Scan the data that follows and count the lines with the string "gonfiamento"; answer with the count alone.

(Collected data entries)
◆ ◆ ◆ ◆

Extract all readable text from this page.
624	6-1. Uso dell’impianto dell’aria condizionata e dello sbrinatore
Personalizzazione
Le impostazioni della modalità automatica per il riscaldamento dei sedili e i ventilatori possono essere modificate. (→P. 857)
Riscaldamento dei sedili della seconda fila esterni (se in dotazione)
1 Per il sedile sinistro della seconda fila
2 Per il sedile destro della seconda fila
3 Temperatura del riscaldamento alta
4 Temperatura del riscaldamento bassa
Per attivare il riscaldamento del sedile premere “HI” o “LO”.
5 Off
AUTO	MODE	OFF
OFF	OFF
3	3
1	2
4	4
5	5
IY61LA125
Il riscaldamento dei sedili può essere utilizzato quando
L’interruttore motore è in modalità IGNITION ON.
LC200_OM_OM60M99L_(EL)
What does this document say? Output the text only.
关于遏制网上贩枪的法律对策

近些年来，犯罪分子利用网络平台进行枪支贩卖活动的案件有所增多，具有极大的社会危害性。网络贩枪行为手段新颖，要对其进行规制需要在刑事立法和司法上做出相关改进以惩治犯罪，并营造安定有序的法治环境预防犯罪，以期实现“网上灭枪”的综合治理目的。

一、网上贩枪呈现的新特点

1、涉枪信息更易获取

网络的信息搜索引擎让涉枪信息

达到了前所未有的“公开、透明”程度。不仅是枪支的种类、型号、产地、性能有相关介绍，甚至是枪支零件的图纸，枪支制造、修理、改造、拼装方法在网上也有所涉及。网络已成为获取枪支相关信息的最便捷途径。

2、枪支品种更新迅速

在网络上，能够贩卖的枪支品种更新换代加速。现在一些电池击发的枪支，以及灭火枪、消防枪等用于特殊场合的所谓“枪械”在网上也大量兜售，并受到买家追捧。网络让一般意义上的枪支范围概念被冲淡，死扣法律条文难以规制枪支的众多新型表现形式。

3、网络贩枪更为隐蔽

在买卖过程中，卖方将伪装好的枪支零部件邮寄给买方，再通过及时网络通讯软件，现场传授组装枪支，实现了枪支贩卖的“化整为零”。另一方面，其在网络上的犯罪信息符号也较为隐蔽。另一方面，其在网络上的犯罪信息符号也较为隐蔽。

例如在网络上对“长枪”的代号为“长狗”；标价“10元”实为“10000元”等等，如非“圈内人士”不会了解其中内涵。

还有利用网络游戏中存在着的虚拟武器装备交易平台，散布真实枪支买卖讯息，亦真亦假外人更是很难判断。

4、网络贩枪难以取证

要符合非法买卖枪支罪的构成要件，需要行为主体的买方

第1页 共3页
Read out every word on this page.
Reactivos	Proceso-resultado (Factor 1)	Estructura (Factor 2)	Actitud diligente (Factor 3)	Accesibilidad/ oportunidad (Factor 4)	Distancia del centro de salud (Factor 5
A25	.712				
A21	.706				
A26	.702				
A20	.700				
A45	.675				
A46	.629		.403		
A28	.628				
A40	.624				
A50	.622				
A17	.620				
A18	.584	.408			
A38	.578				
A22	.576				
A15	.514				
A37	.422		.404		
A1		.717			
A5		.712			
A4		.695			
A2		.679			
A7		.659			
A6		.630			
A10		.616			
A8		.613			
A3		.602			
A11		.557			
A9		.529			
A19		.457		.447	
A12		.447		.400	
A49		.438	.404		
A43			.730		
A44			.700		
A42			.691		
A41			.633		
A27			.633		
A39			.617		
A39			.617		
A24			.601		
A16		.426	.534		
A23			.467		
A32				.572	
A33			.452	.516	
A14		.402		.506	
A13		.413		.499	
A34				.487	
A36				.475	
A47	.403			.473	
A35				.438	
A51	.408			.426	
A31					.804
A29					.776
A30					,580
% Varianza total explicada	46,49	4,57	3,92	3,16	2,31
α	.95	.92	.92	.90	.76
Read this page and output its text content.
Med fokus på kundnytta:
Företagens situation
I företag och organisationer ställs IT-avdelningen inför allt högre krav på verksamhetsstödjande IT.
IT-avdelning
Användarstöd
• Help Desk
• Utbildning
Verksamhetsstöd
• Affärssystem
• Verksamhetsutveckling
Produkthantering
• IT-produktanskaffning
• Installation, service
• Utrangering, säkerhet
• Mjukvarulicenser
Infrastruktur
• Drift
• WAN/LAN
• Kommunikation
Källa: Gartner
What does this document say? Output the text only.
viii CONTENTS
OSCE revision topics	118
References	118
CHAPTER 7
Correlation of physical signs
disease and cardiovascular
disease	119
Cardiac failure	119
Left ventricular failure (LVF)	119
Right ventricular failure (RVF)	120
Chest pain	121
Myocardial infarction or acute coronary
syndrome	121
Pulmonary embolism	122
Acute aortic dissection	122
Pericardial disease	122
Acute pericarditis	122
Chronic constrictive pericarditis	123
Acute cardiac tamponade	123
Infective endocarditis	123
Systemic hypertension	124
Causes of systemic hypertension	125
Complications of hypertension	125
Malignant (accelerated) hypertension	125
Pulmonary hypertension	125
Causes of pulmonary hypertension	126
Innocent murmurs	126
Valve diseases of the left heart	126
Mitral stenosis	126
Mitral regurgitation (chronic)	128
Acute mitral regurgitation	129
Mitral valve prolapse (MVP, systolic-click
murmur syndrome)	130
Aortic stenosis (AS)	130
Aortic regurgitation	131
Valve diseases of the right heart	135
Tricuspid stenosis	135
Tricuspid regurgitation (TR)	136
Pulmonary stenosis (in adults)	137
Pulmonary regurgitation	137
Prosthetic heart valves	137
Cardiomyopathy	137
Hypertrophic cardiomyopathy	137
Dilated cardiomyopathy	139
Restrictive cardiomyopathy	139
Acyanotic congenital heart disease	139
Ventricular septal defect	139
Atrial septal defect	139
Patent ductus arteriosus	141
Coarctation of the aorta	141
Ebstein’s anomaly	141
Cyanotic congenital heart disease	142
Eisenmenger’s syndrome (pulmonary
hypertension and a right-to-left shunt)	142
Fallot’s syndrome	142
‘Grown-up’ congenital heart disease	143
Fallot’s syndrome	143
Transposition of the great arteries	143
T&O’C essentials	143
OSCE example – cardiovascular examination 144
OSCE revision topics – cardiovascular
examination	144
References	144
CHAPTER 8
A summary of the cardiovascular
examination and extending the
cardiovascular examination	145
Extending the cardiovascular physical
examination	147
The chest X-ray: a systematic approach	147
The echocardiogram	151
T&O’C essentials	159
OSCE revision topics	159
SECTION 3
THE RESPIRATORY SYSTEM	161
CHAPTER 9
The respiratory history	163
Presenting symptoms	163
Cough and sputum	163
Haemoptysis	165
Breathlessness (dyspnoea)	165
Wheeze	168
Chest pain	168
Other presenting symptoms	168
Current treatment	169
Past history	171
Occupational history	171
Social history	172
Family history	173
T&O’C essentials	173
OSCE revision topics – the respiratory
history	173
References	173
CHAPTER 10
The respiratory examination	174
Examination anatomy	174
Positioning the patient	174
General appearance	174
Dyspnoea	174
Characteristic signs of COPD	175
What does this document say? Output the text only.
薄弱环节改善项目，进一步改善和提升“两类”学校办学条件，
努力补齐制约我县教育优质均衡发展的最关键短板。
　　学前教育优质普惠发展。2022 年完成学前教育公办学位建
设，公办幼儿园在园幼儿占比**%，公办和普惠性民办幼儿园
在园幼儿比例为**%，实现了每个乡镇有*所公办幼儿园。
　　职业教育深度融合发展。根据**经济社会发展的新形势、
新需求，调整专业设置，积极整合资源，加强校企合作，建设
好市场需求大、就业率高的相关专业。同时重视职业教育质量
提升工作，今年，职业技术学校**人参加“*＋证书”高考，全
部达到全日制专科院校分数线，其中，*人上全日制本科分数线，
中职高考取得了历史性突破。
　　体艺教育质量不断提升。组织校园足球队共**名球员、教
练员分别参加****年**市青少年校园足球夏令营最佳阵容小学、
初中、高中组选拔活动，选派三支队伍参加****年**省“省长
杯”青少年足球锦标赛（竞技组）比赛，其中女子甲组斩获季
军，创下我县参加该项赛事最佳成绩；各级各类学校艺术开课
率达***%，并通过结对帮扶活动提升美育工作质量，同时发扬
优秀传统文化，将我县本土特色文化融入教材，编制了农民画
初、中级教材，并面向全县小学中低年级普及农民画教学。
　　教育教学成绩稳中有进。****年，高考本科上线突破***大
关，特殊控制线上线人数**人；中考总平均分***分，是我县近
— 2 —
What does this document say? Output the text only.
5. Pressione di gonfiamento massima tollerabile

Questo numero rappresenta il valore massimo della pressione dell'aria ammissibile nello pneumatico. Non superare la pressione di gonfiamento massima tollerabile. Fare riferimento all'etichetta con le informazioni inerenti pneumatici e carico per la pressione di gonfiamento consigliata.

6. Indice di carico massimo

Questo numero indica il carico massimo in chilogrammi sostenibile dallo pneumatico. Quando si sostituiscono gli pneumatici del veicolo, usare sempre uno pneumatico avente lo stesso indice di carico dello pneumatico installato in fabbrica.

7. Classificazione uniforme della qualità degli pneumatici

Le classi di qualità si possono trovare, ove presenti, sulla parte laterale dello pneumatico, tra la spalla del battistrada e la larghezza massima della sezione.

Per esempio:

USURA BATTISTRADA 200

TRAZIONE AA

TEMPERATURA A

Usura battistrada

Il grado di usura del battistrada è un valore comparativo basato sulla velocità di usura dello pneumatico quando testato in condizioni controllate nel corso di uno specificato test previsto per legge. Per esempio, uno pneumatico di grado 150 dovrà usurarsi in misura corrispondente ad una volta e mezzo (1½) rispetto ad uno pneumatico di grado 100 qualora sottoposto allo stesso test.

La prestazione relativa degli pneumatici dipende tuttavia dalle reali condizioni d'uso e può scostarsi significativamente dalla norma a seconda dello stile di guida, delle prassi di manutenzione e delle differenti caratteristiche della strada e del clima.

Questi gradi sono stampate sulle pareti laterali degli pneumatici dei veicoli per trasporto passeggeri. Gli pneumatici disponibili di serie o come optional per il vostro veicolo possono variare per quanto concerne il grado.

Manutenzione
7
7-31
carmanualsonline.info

◆ ◆ ◆ ◆

▶ [Reply to the exercise]:
2